**Input records:**
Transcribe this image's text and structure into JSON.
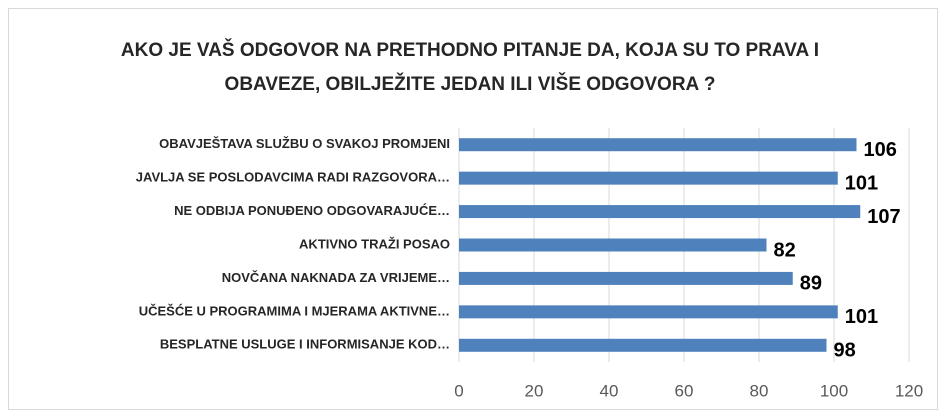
{
  "chart_data": {
    "type": "bar",
    "orientation": "horizontal",
    "title": "AKO JE VAŠ ODGOVOR NA PRETHODNO PITANJE DA, KOJA SU TO PRAVA I OBAVEZE, OBILJEŽITE JEDAN ILI VIŠE ODGOVORA ?",
    "categories": [
      "OBAVJEŠTAVA SLUŽBU O SVAKOJ PROMJENI",
      "JAVLJA SE POSLODAVCIMA RADI RAZGOVORA…",
      "NE ODBIJA PONUĐENO ODGOVARAJUĆE…",
      "AKTIVNO TRAŽI POSAO",
      "NOVČANA NAKNADA ZA VRIJEME…",
      "UČEŠĆE U PROGRAMIMA I MJERAMA AKTIVNE…",
      "BESPLATNE USLUGE I INFORMISANJE KOD…"
    ],
    "values": [
      106,
      101,
      107,
      82,
      89,
      101,
      98
    ],
    "color": "#4f81bd",
    "xlim": [
      0,
      120
    ],
    "xticks": [
      0,
      20,
      40,
      60,
      80,
      100,
      120
    ],
    "grid": true
  }
}
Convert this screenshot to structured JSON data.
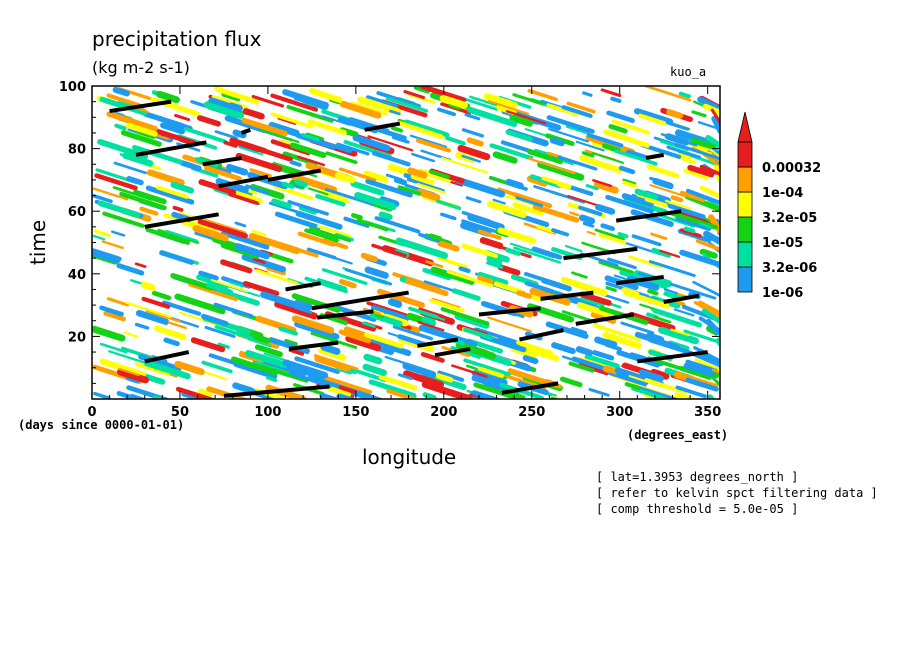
{
  "chart_data": {
    "type": "heatmap",
    "title": "precipitation flux",
    "units": "(kg m-2 s-1)",
    "model_label": "kuo_a",
    "xlabel": "longitude",
    "ylabel": "time",
    "x_units": "(degrees_east)",
    "y_units": "(days since 0000-01-01)",
    "xlim": [
      0,
      357
    ],
    "ylim": [
      0,
      100
    ],
    "x_ticks": [
      0,
      50,
      100,
      150,
      200,
      250,
      300,
      350
    ],
    "y_ticks": [
      20,
      40,
      60,
      80,
      100
    ],
    "colorbar": {
      "levels": [
        "1e-06",
        "3.2e-06",
        "1e-05",
        "3.2e-05",
        "1e-04",
        "0.00032"
      ],
      "colors": [
        "#1e9bf0",
        "#00e0a0",
        "#14d214",
        "#ffff00",
        "#ffa000",
        "#e61e1e"
      ]
    },
    "wave_segments": [
      {
        "x": [
          10,
          45
        ],
        "y": [
          92,
          95
        ]
      },
      {
        "x": [
          85,
          90
        ],
        "y": [
          85,
          86
        ]
      },
      {
        "x": [
          25,
          65
        ],
        "y": [
          78,
          82
        ]
      },
      {
        "x": [
          63,
          85
        ],
        "y": [
          75,
          77
        ]
      },
      {
        "x": [
          155,
          175
        ],
        "y": [
          86,
          88
        ]
      },
      {
        "x": [
          72,
          100
        ],
        "y": [
          68,
          71
        ]
      },
      {
        "x": [
          100,
          130
        ],
        "y": [
          70,
          73
        ]
      },
      {
        "x": [
          30,
          72
        ],
        "y": [
          55,
          59
        ]
      },
      {
        "x": [
          315,
          325
        ],
        "y": [
          77,
          78
        ]
      },
      {
        "x": [
          298,
          335
        ],
        "y": [
          57,
          60
        ]
      },
      {
        "x": [
          268,
          310
        ],
        "y": [
          45,
          48
        ]
      },
      {
        "x": [
          298,
          325
        ],
        "y": [
          37,
          39
        ]
      },
      {
        "x": [
          325,
          345
        ],
        "y": [
          31,
          33
        ]
      },
      {
        "x": [
          110,
          130
        ],
        "y": [
          35,
          37
        ]
      },
      {
        "x": [
          125,
          180
        ],
        "y": [
          29,
          34
        ]
      },
      {
        "x": [
          128,
          160
        ],
        "y": [
          26,
          28
        ]
      },
      {
        "x": [
          220,
          255
        ],
        "y": [
          27,
          29
        ]
      },
      {
        "x": [
          255,
          285
        ],
        "y": [
          32,
          34
        ]
      },
      {
        "x": [
          275,
          308
        ],
        "y": [
          24,
          27
        ]
      },
      {
        "x": [
          243,
          268
        ],
        "y": [
          19,
          22
        ]
      },
      {
        "x": [
          112,
          140
        ],
        "y": [
          16,
          18
        ]
      },
      {
        "x": [
          185,
          208
        ],
        "y": [
          17,
          19
        ]
      },
      {
        "x": [
          195,
          215
        ],
        "y": [
          14,
          16
        ]
      },
      {
        "x": [
          30,
          55
        ],
        "y": [
          12,
          15
        ]
      },
      {
        "x": [
          310,
          350
        ],
        "y": [
          12,
          15
        ]
      },
      {
        "x": [
          75,
          135
        ],
        "y": [
          1,
          4
        ]
      },
      {
        "x": [
          233,
          265
        ],
        "y": [
          2,
          5
        ]
      }
    ],
    "footnotes": [
      "[ lat=1.3953 degrees_north ]",
      "[ refer to kelvin spct filtering data ]",
      "[ comp threshold = 5.0e-05 ]"
    ]
  }
}
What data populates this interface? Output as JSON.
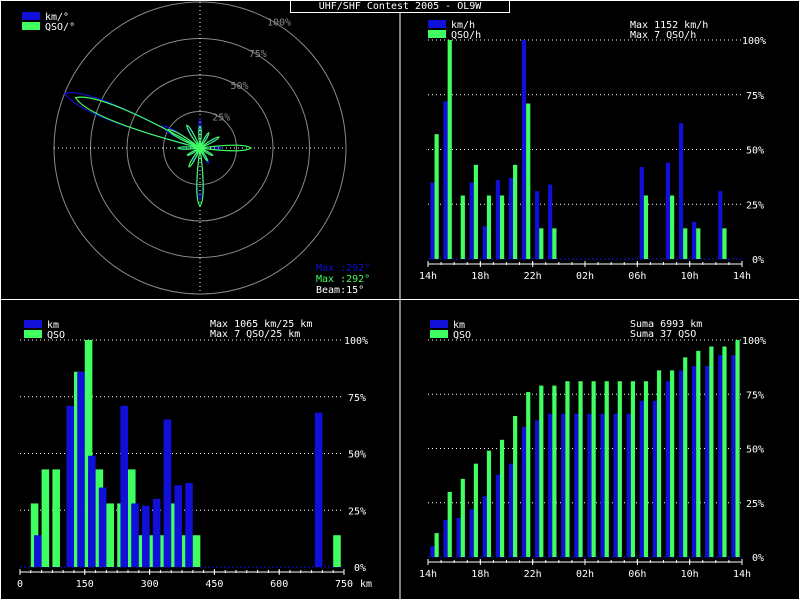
{
  "title": "UHF/SHF Contest 2005 - OL9W",
  "colors": {
    "blue": "#1010d8",
    "green": "#40ff60",
    "grid": "#ffffff",
    "ring": "#8a8a8a",
    "ringLabel": "#8a8a8a"
  },
  "chart_data": [
    {
      "type": "polar",
      "legend": [
        "km/°",
        "QSO/°"
      ],
      "ring_labels": [
        "25%",
        "50%",
        "75%",
        "100%"
      ],
      "info": [
        "Max :292°",
        "Max :292°",
        "Beam:15°"
      ],
      "beam_deg": 15,
      "series": [
        {
          "name": "km/°",
          "angles": [
            0,
            30,
            60,
            90,
            120,
            150,
            180,
            210,
            240,
            270,
            292,
            300,
            330
          ],
          "values": [
            0.2,
            0.1,
            0.12,
            0.15,
            0.1,
            0.12,
            0.35,
            0.1,
            0.08,
            0.12,
            1.0,
            0.3,
            0.15
          ]
        },
        {
          "name": "QSO/°",
          "angles": [
            0,
            30,
            60,
            90,
            120,
            150,
            180,
            210,
            240,
            270,
            292,
            300,
            330
          ],
          "values": [
            0.15,
            0.12,
            0.15,
            0.35,
            0.1,
            0.1,
            0.4,
            0.15,
            0.1,
            0.15,
            0.92,
            0.25,
            0.18
          ]
        }
      ]
    },
    {
      "type": "bar",
      "legend": [
        "km/h",
        "QSO/h"
      ],
      "max_lines": [
        "Max  1152 km/h",
        "Max     7 QSO/h"
      ],
      "categories": [
        "14h",
        "15h",
        "16h",
        "17h",
        "18h",
        "19h",
        "20h",
        "21h",
        "22h",
        "23h",
        "00h",
        "01h",
        "02h",
        "03h",
        "04h",
        "05h",
        "06h",
        "07h",
        "08h",
        "09h",
        "10h",
        "11h",
        "12h",
        "13h"
      ],
      "tick_labels": [
        "14h",
        "18h",
        "22h",
        "02h",
        "06h",
        "10h",
        "14h"
      ],
      "y_tick_labels": [
        "0%",
        "25%",
        "50%",
        "75%",
        "100%"
      ],
      "series": [
        {
          "name": "km/h",
          "values": [
            35,
            72,
            0,
            35,
            15,
            36,
            37,
            100,
            31,
            34,
            0,
            0,
            0,
            0,
            0,
            0,
            42,
            0,
            44,
            62,
            17,
            0,
            31,
            0
          ]
        },
        {
          "name": "QSO/h",
          "values": [
            57,
            100,
            29,
            43,
            29,
            29,
            43,
            71,
            14,
            14,
            0,
            0,
            0,
            0,
            0,
            0,
            29,
            0,
            29,
            14,
            14,
            0,
            14,
            0
          ]
        }
      ]
    },
    {
      "type": "bar",
      "legend": [
        "km",
        "QSO"
      ],
      "max_lines": [
        "Max  1065 km/25 km",
        "Max     7 QSO/25 km"
      ],
      "xlabel": "km",
      "tick_labels": [
        "0",
        "150",
        "300",
        "450",
        "600",
        "750"
      ],
      "y_tick_labels": [
        "0%",
        "25%",
        "50%",
        "75%",
        "100%"
      ],
      "x": [
        25,
        50,
        75,
        125,
        150,
        175,
        200,
        225,
        250,
        275,
        300,
        325,
        350,
        375,
        400,
        700,
        725
      ],
      "series": [
        {
          "name": "km",
          "values": [
            0,
            14,
            0,
            71,
            86,
            49,
            35,
            0,
            71,
            28,
            27,
            30,
            65,
            36,
            37,
            68,
            0
          ]
        },
        {
          "name": "QSO",
          "values": [
            28,
            43,
            43,
            86,
            100,
            43,
            28,
            28,
            43,
            14,
            14,
            14,
            28,
            14,
            14,
            0,
            14
          ]
        }
      ]
    },
    {
      "type": "bar",
      "legend": [
        "km",
        "QSO"
      ],
      "max_lines": [
        "Suma   6993 km",
        "Suma     37 QSO"
      ],
      "categories": [
        "14h",
        "15h",
        "16h",
        "17h",
        "18h",
        "19h",
        "20h",
        "21h",
        "22h",
        "23h",
        "00h",
        "01h",
        "02h",
        "03h",
        "04h",
        "05h",
        "06h",
        "07h",
        "08h",
        "09h",
        "10h",
        "11h",
        "12h",
        "13h"
      ],
      "tick_labels": [
        "14h",
        "18h",
        "22h",
        "02h",
        "06h",
        "10h",
        "14h"
      ],
      "y_tick_labels": [
        "0%",
        "25%",
        "50%",
        "75%",
        "100%"
      ],
      "series": [
        {
          "name": "km",
          "values": [
            5,
            17,
            18,
            22,
            28,
            38,
            43,
            60,
            63,
            66,
            66,
            66,
            66,
            66,
            66,
            66,
            72,
            72,
            81,
            86,
            88,
            88,
            93,
            93
          ]
        },
        {
          "name": "QSO",
          "values": [
            11,
            30,
            36,
            43,
            49,
            54,
            65,
            76,
            79,
            79,
            81,
            81,
            81,
            81,
            81,
            81,
            81,
            86,
            86,
            92,
            95,
            97,
            97,
            100
          ]
        }
      ]
    }
  ]
}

**Written request:**
Copy out every line of the material above that mentions the word "JSON".

**Task solution:**
Transcribe this image's text and structure into JSON.
Convert this screenshot to structured JSON data.
What data populates this interface? Output as JSON.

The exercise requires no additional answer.